_Exercise materials_:

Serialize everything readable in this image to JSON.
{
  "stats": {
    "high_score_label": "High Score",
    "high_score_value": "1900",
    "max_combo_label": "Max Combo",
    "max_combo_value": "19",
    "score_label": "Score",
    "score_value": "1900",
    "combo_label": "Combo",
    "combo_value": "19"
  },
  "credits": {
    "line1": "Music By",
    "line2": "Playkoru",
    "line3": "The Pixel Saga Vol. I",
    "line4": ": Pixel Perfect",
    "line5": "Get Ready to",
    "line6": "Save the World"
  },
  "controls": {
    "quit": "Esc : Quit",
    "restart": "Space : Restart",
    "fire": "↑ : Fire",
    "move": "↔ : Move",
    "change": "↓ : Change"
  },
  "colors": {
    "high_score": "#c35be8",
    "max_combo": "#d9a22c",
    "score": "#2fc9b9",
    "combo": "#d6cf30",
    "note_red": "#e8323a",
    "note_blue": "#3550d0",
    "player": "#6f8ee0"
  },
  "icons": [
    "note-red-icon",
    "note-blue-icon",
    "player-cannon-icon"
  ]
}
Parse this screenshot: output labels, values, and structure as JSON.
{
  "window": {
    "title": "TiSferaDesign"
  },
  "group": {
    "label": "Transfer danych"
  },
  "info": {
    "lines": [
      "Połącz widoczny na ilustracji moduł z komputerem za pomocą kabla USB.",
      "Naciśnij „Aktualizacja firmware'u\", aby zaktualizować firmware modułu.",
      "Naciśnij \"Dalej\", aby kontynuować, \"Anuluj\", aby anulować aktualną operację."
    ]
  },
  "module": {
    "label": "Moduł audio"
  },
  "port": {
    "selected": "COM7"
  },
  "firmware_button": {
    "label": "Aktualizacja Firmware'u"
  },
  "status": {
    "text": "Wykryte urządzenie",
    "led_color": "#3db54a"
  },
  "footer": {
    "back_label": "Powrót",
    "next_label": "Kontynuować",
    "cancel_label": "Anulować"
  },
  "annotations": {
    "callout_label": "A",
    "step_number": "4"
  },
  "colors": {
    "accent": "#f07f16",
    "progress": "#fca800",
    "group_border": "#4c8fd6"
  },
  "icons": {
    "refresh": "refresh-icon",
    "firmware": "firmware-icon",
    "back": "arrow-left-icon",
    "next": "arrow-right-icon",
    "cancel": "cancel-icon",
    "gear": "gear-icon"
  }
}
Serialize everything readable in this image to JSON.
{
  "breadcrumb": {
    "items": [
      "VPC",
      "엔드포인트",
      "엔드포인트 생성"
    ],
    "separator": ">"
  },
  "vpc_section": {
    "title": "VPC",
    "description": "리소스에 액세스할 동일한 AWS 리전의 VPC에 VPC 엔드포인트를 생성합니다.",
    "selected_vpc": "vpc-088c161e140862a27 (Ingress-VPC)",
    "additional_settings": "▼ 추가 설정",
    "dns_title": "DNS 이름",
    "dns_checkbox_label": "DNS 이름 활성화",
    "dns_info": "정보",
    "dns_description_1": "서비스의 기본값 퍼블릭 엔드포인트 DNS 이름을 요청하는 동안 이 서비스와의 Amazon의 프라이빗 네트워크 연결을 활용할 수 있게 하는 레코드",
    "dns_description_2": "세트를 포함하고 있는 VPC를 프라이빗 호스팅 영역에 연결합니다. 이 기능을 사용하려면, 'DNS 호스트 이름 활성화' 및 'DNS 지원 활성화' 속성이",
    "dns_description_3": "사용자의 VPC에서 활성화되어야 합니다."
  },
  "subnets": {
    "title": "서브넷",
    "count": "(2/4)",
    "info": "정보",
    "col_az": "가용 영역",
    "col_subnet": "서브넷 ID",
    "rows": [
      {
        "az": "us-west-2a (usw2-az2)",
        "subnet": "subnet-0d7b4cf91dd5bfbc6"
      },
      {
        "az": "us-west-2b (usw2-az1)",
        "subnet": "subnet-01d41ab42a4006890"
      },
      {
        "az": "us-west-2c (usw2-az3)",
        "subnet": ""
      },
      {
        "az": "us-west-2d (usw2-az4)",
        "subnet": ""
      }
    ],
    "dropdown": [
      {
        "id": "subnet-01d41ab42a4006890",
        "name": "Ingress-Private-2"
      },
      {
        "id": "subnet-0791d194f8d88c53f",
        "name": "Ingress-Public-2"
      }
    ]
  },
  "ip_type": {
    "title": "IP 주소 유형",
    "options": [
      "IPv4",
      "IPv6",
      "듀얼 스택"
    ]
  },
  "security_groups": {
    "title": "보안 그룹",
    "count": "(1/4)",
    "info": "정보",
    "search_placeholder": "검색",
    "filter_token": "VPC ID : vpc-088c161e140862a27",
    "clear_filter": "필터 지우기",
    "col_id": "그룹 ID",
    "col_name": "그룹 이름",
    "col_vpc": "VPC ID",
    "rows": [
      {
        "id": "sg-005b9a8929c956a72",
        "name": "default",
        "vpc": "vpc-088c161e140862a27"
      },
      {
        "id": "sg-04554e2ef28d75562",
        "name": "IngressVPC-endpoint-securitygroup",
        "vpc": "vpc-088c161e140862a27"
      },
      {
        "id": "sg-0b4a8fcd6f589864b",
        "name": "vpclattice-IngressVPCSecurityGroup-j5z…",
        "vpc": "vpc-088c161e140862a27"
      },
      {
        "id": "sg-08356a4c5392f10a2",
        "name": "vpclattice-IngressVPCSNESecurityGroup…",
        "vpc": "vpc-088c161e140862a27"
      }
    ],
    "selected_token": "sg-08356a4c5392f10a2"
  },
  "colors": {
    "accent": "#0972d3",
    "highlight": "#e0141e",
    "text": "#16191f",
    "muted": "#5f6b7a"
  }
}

_What you have to do_:
Repeat all the entries word for word.

_Solution to this problem_:
Serialize everything readable in this image to JSON.
{
  "stats": {
    "high_score_label": "High Score",
    "high_score_value": "1900",
    "max_combo_label": "Max Combo",
    "max_combo_value": "19",
    "score_label": "Score",
    "score_value": "1900",
    "combo_label": "Combo",
    "combo_value": "19"
  },
  "credits": {
    "line1": "Music By",
    "line2": "Playkoru",
    "line3": "The Pixel Saga Vol. I",
    "line4": ": Pixel Perfect",
    "line5": "Get Ready to",
    "line6": "Save the World"
  },
  "controls": {
    "quit": "Esc : Quit",
    "restart": "Space : Restart",
    "fire": "↑ : Fire",
    "move": "↔ : Move",
    "change": "↓ : Change"
  },
  "colors": {
    "high_score": "#c35be8",
    "max_combo": "#d9a22c",
    "score": "#2fc9b9",
    "combo": "#d6cf30",
    "note_red": "#e8323a",
    "note_blue": "#3550d0",
    "player": "#6f8ee0"
  },
  "icons": [
    "note-red-icon",
    "note-blue-icon",
    "player-cannon-icon"
  ]
}
Parse this screenshot: output labels, values, and structure as JSON.
{
  "window": {
    "title": "TiSferaDesign"
  },
  "group": {
    "label": "Transfer danych"
  },
  "info": {
    "lines": [
      "Połącz widoczny na ilustracji moduł z komputerem za pomocą kabla USB.",
      "Naciśnij „Aktualizacja firmware'u\", aby zaktualizować firmware modułu.",
      "Naciśnij \"Dalej\", aby kontynuować, \"Anuluj\", aby anulować aktualną operację."
    ]
  },
  "module": {
    "label": "Moduł audio"
  },
  "port": {
    "selected": "COM7"
  },
  "firmware_button": {
    "label": "Aktualizacja Firmware'u"
  },
  "status": {
    "text": "Wykryte urządzenie",
    "led_color": "#3db54a"
  },
  "footer": {
    "back_label": "Powrót",
    "next_label": "Kontynuować",
    "cancel_label": "Anulować"
  },
  "annotations": {
    "callout_label": "A",
    "step_number": "4"
  },
  "colors": {
    "accent": "#f07f16",
    "progress": "#fca800",
    "group_border": "#4c8fd6"
  },
  "icons": {
    "refresh": "refresh-icon",
    "firmware": "firmware-icon",
    "back": "arrow-left-icon",
    "next": "arrow-right-icon",
    "cancel": "cancel-icon",
    "gear": "gear-icon"
  }
}
Serialize everything readable in this image to JSON.
{
  "breadcrumb": {
    "items": [
      "VPC",
      "엔드포인트",
      "엔드포인트 생성"
    ],
    "separator": ">"
  },
  "vpc_section": {
    "title": "VPC",
    "description": "리소스에 액세스할 동일한 AWS 리전의 VPC에 VPC 엔드포인트를 생성합니다.",
    "selected_vpc": "vpc-088c161e140862a27 (Ingress-VPC)",
    "additional_settings": "▼ 추가 설정",
    "dns_title": "DNS 이름",
    "dns_checkbox_label": "DNS 이름 활성화",
    "dns_info": "정보",
    "dns_description_1": "서비스의 기본값 퍼블릭 엔드포인트 DNS 이름을 요청하는 동안 이 서비스와의 Amazon의 프라이빗 네트워크 연결을 활용할 수 있게 하는 레코드",
    "dns_description_2": "세트를 포함하고 있는 VPC를 프라이빗 호스팅 영역에 연결합니다. 이 기능을 사용하려면, 'DNS 호스트 이름 활성화' 및 'DNS 지원 활성화' 속성이",
    "dns_description_3": "사용자의 VPC에서 활성화되어야 합니다."
  },
  "subnets": {
    "title": "서브넷",
    "count": "(2/4)",
    "info": "정보",
    "col_az": "가용 영역",
    "col_subnet": "서브넷 ID",
    "rows": [
      {
        "az": "us-west-2a (usw2-az2)",
        "subnet": "subnet-0d7b4cf91dd5bfbc6"
      },
      {
        "az": "us-west-2b (usw2-az1)",
        "subnet": "subnet-01d41ab42a4006890"
      },
      {
        "az": "us-west-2c (usw2-az3)",
        "subnet": ""
      },
      {
        "az": "us-west-2d (usw2-az4)",
        "subnet": ""
      }
    ],
    "dropdown": [
      {
        "id": "subnet-01d41ab42a4006890",
        "name": "Ingress-Private-2"
      },
      {
        "id": "subnet-0791d194f8d88c53f",
        "name": "Ingress-Public-2"
      }
    ]
  },
  "ip_type": {
    "title": "IP 주소 유형",
    "options": [
      "IPv4",
      "IPv6",
      "듀얼 스택"
    ]
  },
  "security_groups": {
    "title": "보안 그룹",
    "count": "(1/4)",
    "info": "정보",
    "search_placeholder": "검색",
    "filter_token": "VPC ID : vpc-088c161e140862a27",
    "clear_filter": "필터 지우기",
    "col_id": "그룹 ID",
    "col_name": "그룹 이름",
    "col_vpc": "VPC ID",
    "rows": [
      {
        "id": "sg-005b9a8929c956a72",
        "name": "default",
        "vpc": "vpc-088c161e140862a27"
      },
      {
        "id": "sg-04554e2ef28d75562",
        "name": "IngressVPC-endpoint-securitygroup",
        "vpc": "vpc-088c161e140862a27"
      },
      {
        "id": "sg-0b4a8fcd6f589864b",
        "name": "vpclattice-IngressVPCSecurityGroup-j5z…",
        "vpc": "vpc-088c161e140862a27"
      },
      {
        "id": "sg-08356a4c5392f10a2",
        "name": "vpclattice-IngressVPCSNESecurityGroup…",
        "vpc": "vpc-088c161e140862a27"
      }
    ],
    "selected_token": "sg-08356a4c5392f10a2"
  },
  "colors": {
    "accent": "#0972d3",
    "highlight": "#e0141e",
    "text": "#16191f",
    "muted": "#5f6b7a"
  }
}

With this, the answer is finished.